Task description ->
Gather every line from the entries below that includes "text".

===== The input =====

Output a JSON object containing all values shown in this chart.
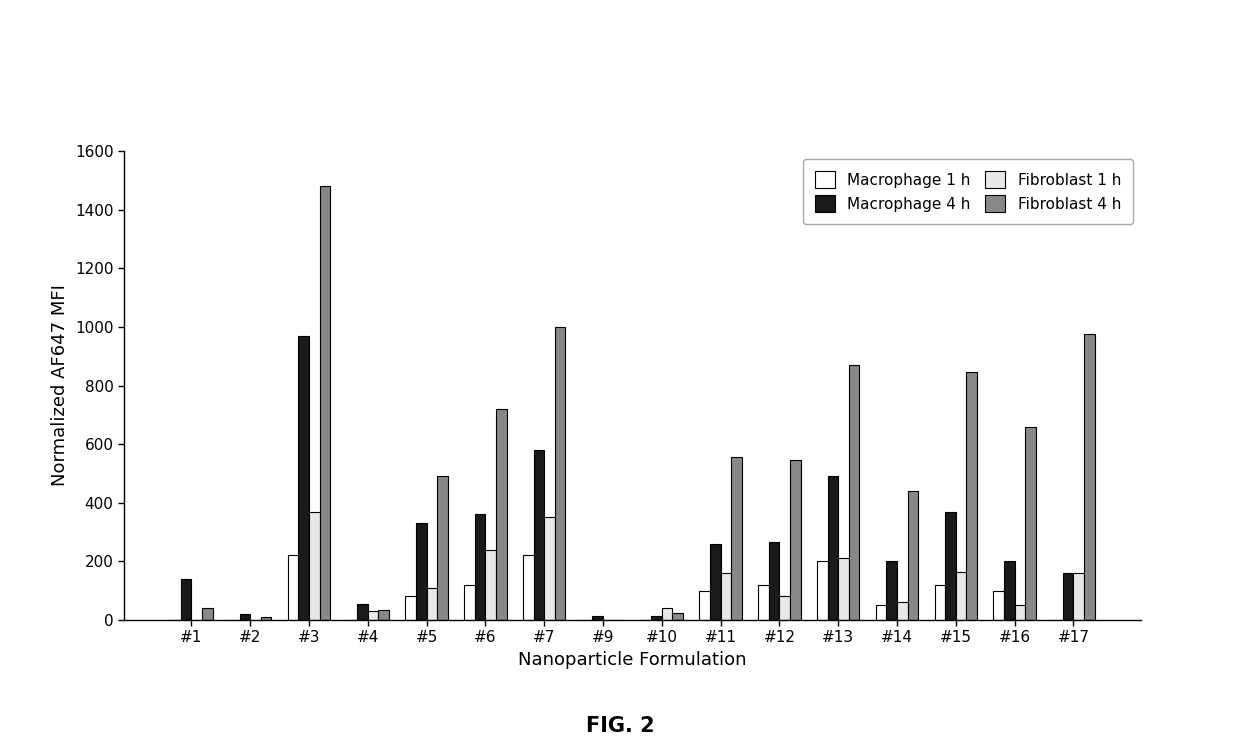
{
  "categories": [
    "#1",
    "#2",
    "#3",
    "#4",
    "#5",
    "#6",
    "#7",
    "#9",
    "#10",
    "#11",
    "#12",
    "#13",
    "#14",
    "#15",
    "#16",
    "#17"
  ],
  "macrophage_1h": [
    0,
    0,
    220,
    0,
    80,
    120,
    220,
    0,
    0,
    100,
    120,
    200,
    50,
    120,
    100,
    0
  ],
  "macrophage_4h": [
    140,
    20,
    970,
    55,
    330,
    360,
    580,
    15,
    15,
    260,
    265,
    490,
    200,
    370,
    200,
    160
  ],
  "fibroblast_1h": [
    0,
    0,
    370,
    30,
    110,
    240,
    350,
    0,
    40,
    160,
    80,
    210,
    60,
    165,
    50,
    160
  ],
  "fibroblast_4h": [
    40,
    10,
    1480,
    35,
    490,
    720,
    1000,
    0,
    25,
    555,
    545,
    870,
    440,
    845,
    660,
    975
  ],
  "ylabel": "Normalized AF647 MFI",
  "xlabel": "Nanoparticle Formulation",
  "ylim": [
    0,
    1600
  ],
  "yticks": [
    0,
    200,
    400,
    600,
    800,
    1000,
    1200,
    1400,
    1600
  ],
  "legend_labels": [
    "Macrophage 1 h",
    "Macrophage 4 h",
    "Fibroblast 1 h",
    "Fibroblast 4 h"
  ],
  "bar_colors": [
    "#ffffff",
    "#1a1a1a",
    "#e8e8e8",
    "#888888"
  ],
  "bar_edgecolors": [
    "#000000",
    "#000000",
    "#000000",
    "#000000"
  ],
  "fig_caption": "FIG. 2",
  "background_color": "#ffffff",
  "bar_width": 0.18,
  "axis_fontsize": 13,
  "tick_fontsize": 11,
  "legend_fontsize": 11,
  "caption_fontsize": 15
}
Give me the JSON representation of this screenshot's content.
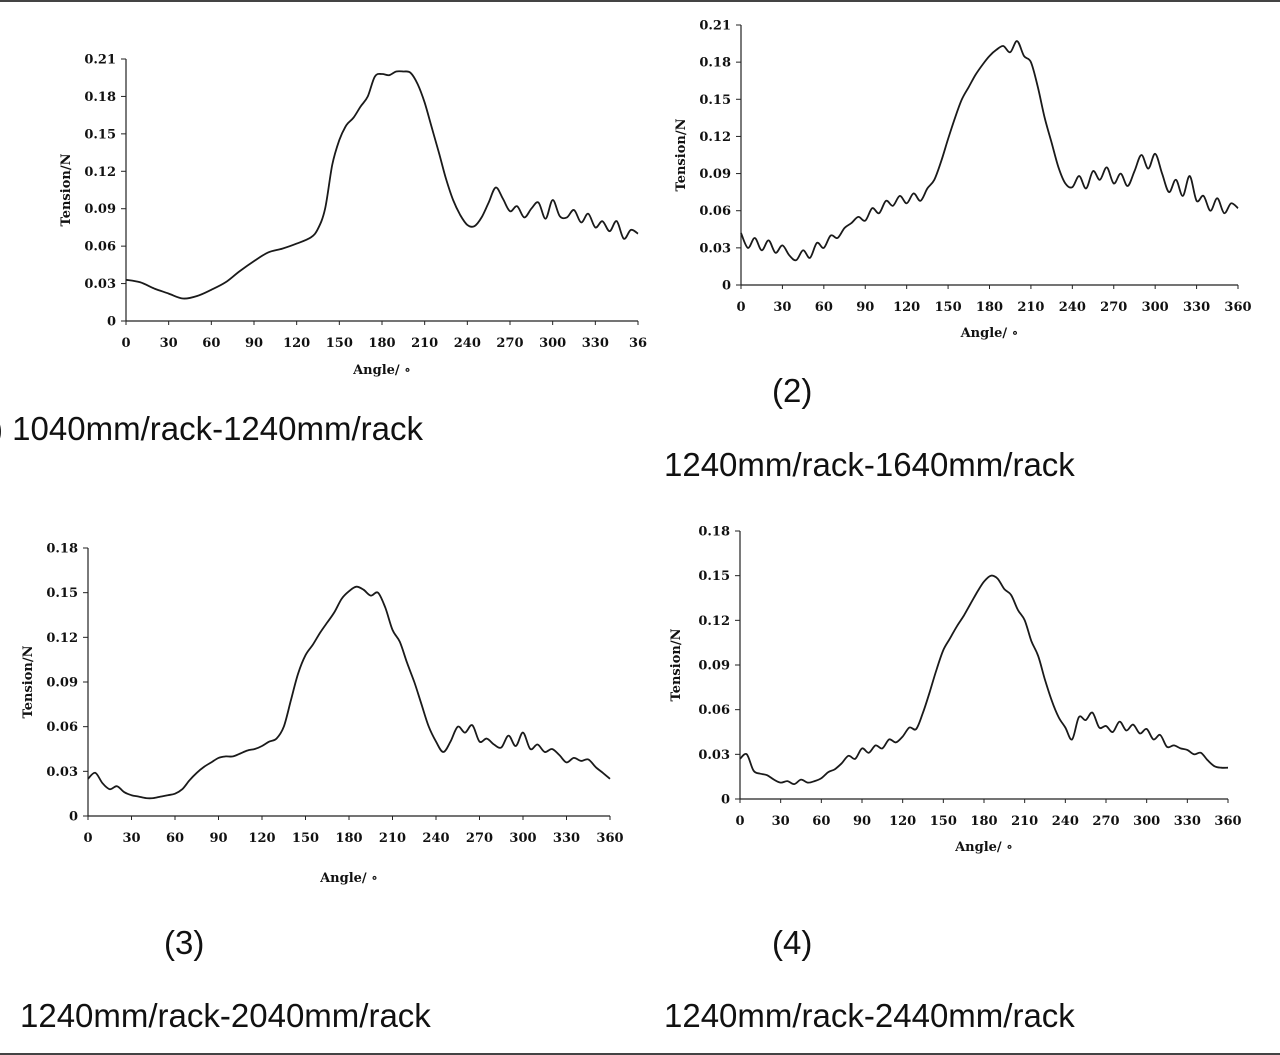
{
  "figure": {
    "captions": [
      {
        "number": ")",
        "text": "1040mm/rack-1240mm/rack"
      },
      {
        "number": "(2)",
        "text": "1240mm/rack-1640mm/rack"
      },
      {
        "number": "(3)",
        "text": "1240mm/rack-2040mm/rack"
      },
      {
        "number": "(4)",
        "text": "1240mm/rack-2440mm/rack"
      }
    ]
  },
  "chart_data": [
    {
      "type": "line",
      "title": "",
      "xlabel": "Angle/ ∘",
      "ylabel": "Tension/N",
      "xlim": [
        0,
        360
      ],
      "ylim": [
        0,
        0.21
      ],
      "xticks": [
        "0",
        "30",
        "60",
        "90",
        "120",
        "150",
        "180",
        "210",
        "240",
        "270",
        "300",
        "330",
        "36"
      ],
      "yticks": [
        "0",
        "0.03",
        "0.06",
        "0.09",
        "0.12",
        "0.15",
        "0.18",
        "0.21"
      ],
      "x": [
        0,
        10,
        20,
        30,
        40,
        50,
        60,
        70,
        80,
        90,
        100,
        110,
        120,
        130,
        135,
        140,
        145,
        150,
        155,
        160,
        165,
        170,
        175,
        180,
        185,
        190,
        195,
        200,
        205,
        210,
        215,
        220,
        225,
        230,
        235,
        240,
        245,
        250,
        255,
        260,
        265,
        270,
        275,
        280,
        285,
        290,
        295,
        300,
        305,
        310,
        315,
        320,
        325,
        330,
        335,
        340,
        345,
        350,
        355,
        360
      ],
      "series": [
        {
          "name": "1040mm/rack-1240mm/rack",
          "values": [
            0.033,
            0.031,
            0.026,
            0.022,
            0.018,
            0.02,
            0.025,
            0.031,
            0.04,
            0.048,
            0.055,
            0.058,
            0.062,
            0.067,
            0.074,
            0.09,
            0.125,
            0.145,
            0.157,
            0.163,
            0.172,
            0.18,
            0.196,
            0.198,
            0.197,
            0.2,
            0.2,
            0.199,
            0.19,
            0.175,
            0.155,
            0.135,
            0.114,
            0.097,
            0.085,
            0.077,
            0.076,
            0.083,
            0.095,
            0.107,
            0.098,
            0.088,
            0.092,
            0.083,
            0.09,
            0.095,
            0.082,
            0.097,
            0.084,
            0.083,
            0.089,
            0.079,
            0.086,
            0.075,
            0.08,
            0.072,
            0.08,
            0.066,
            0.073,
            0.07
          ]
        }
      ]
    },
    {
      "type": "line",
      "title": "",
      "xlabel": "Angle/ ∘",
      "ylabel": "Tension/N",
      "xlim": [
        0,
        360
      ],
      "ylim": [
        0,
        0.21
      ],
      "xticks": [
        "0",
        "30",
        "60",
        "90",
        "120",
        "150",
        "180",
        "210",
        "240",
        "270",
        "300",
        "330",
        "360"
      ],
      "yticks": [
        "0",
        "0.03",
        "0.06",
        "0.09",
        "0.12",
        "0.15",
        "0.18",
        "0.21"
      ],
      "x": [
        0,
        5,
        10,
        15,
        20,
        25,
        30,
        35,
        40,
        45,
        50,
        55,
        60,
        65,
        70,
        75,
        80,
        85,
        90,
        95,
        100,
        105,
        110,
        115,
        120,
        125,
        130,
        135,
        140,
        145,
        150,
        155,
        160,
        165,
        170,
        175,
        180,
        185,
        190,
        195,
        200,
        205,
        210,
        215,
        220,
        225,
        230,
        235,
        240,
        245,
        250,
        255,
        260,
        265,
        270,
        275,
        280,
        285,
        290,
        295,
        300,
        305,
        310,
        315,
        320,
        325,
        330,
        335,
        340,
        345,
        350,
        355,
        360
      ],
      "series": [
        {
          "name": "1240mm/rack-1640mm/rack",
          "values": [
            0.042,
            0.03,
            0.038,
            0.028,
            0.036,
            0.026,
            0.032,
            0.024,
            0.02,
            0.028,
            0.022,
            0.034,
            0.03,
            0.04,
            0.038,
            0.046,
            0.05,
            0.055,
            0.052,
            0.062,
            0.058,
            0.068,
            0.064,
            0.072,
            0.066,
            0.074,
            0.068,
            0.078,
            0.085,
            0.1,
            0.118,
            0.135,
            0.15,
            0.16,
            0.17,
            0.178,
            0.185,
            0.19,
            0.193,
            0.188,
            0.197,
            0.185,
            0.18,
            0.16,
            0.135,
            0.115,
            0.095,
            0.082,
            0.079,
            0.088,
            0.078,
            0.092,
            0.085,
            0.095,
            0.082,
            0.09,
            0.08,
            0.092,
            0.105,
            0.094,
            0.106,
            0.09,
            0.075,
            0.085,
            0.072,
            0.088,
            0.068,
            0.072,
            0.06,
            0.07,
            0.058,
            0.066,
            0.062
          ]
        }
      ]
    },
    {
      "type": "line",
      "title": "",
      "xlabel": "Angle/ ∘",
      "ylabel": "Tension/N",
      "xlim": [
        0,
        360
      ],
      "ylim": [
        0,
        0.18
      ],
      "xticks": [
        "0",
        "30",
        "60",
        "90",
        "120",
        "150",
        "180",
        "210",
        "240",
        "270",
        "300",
        "330",
        "360"
      ],
      "yticks": [
        "0",
        "0.03",
        "0.06",
        "0.09",
        "0.12",
        "0.15",
        "0.18"
      ],
      "x": [
        0,
        5,
        10,
        15,
        20,
        25,
        30,
        35,
        40,
        45,
        50,
        55,
        60,
        65,
        70,
        75,
        80,
        85,
        90,
        95,
        100,
        105,
        110,
        115,
        120,
        125,
        130,
        135,
        140,
        145,
        150,
        155,
        160,
        165,
        170,
        175,
        180,
        185,
        190,
        195,
        200,
        205,
        210,
        215,
        220,
        225,
        230,
        235,
        240,
        245,
        250,
        255,
        260,
        265,
        270,
        275,
        280,
        285,
        290,
        295,
        300,
        305,
        310,
        315,
        320,
        325,
        330,
        335,
        340,
        345,
        350,
        355,
        360
      ],
      "series": [
        {
          "name": "1240mm/rack-2040mm/rack",
          "values": [
            0.025,
            0.029,
            0.022,
            0.018,
            0.02,
            0.016,
            0.014,
            0.013,
            0.012,
            0.012,
            0.013,
            0.014,
            0.015,
            0.018,
            0.024,
            0.029,
            0.033,
            0.036,
            0.039,
            0.04,
            0.04,
            0.042,
            0.044,
            0.045,
            0.047,
            0.05,
            0.052,
            0.06,
            0.078,
            0.096,
            0.108,
            0.115,
            0.123,
            0.13,
            0.137,
            0.146,
            0.151,
            0.154,
            0.152,
            0.148,
            0.15,
            0.14,
            0.125,
            0.117,
            0.103,
            0.09,
            0.075,
            0.06,
            0.05,
            0.043,
            0.05,
            0.06,
            0.056,
            0.061,
            0.05,
            0.052,
            0.048,
            0.046,
            0.054,
            0.047,
            0.056,
            0.045,
            0.048,
            0.043,
            0.045,
            0.041,
            0.036,
            0.039,
            0.037,
            0.038,
            0.033,
            0.029,
            0.025
          ]
        }
      ]
    },
    {
      "type": "line",
      "title": "",
      "xlabel": "Angle/ ∘",
      "ylabel": "Tension/N",
      "xlim": [
        0,
        360
      ],
      "ylim": [
        0,
        0.18
      ],
      "xticks": [
        "0",
        "30",
        "60",
        "90",
        "120",
        "150",
        "180",
        "210",
        "240",
        "270",
        "300",
        "330",
        "360"
      ],
      "yticks": [
        "0",
        "0.03",
        "0.06",
        "0.09",
        "0.12",
        "0.15",
        "0.18"
      ],
      "x": [
        0,
        5,
        10,
        15,
        20,
        25,
        30,
        35,
        40,
        45,
        50,
        55,
        60,
        65,
        70,
        75,
        80,
        85,
        90,
        95,
        100,
        105,
        110,
        115,
        120,
        125,
        130,
        135,
        140,
        145,
        150,
        155,
        160,
        165,
        170,
        175,
        180,
        185,
        190,
        195,
        200,
        205,
        210,
        215,
        220,
        225,
        230,
        235,
        240,
        245,
        250,
        255,
        260,
        265,
        270,
        275,
        280,
        285,
        290,
        295,
        300,
        305,
        310,
        315,
        320,
        325,
        330,
        335,
        340,
        345,
        350,
        355,
        360
      ],
      "series": [
        {
          "name": "1240mm/rack-2440mm/rack",
          "values": [
            0.027,
            0.03,
            0.019,
            0.017,
            0.016,
            0.013,
            0.011,
            0.012,
            0.01,
            0.013,
            0.011,
            0.012,
            0.014,
            0.018,
            0.02,
            0.024,
            0.029,
            0.027,
            0.034,
            0.031,
            0.036,
            0.034,
            0.04,
            0.038,
            0.042,
            0.048,
            0.047,
            0.058,
            0.072,
            0.087,
            0.1,
            0.108,
            0.116,
            0.123,
            0.131,
            0.139,
            0.146,
            0.15,
            0.148,
            0.141,
            0.137,
            0.127,
            0.12,
            0.106,
            0.096,
            0.08,
            0.066,
            0.055,
            0.048,
            0.04,
            0.055,
            0.053,
            0.058,
            0.048,
            0.049,
            0.045,
            0.052,
            0.046,
            0.05,
            0.044,
            0.047,
            0.04,
            0.043,
            0.035,
            0.036,
            0.034,
            0.033,
            0.03,
            0.031,
            0.026,
            0.022,
            0.021,
            0.021
          ]
        }
      ]
    }
  ]
}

=====

Solution ->
        "text": "1040mm/rack-1240mm/rack"
        "text": "1240mm/rack-1640mm/rack"
        "text": "1240mm/rack-2040mm/rack"
        "text": "1240mm/rack-2440mm/rack"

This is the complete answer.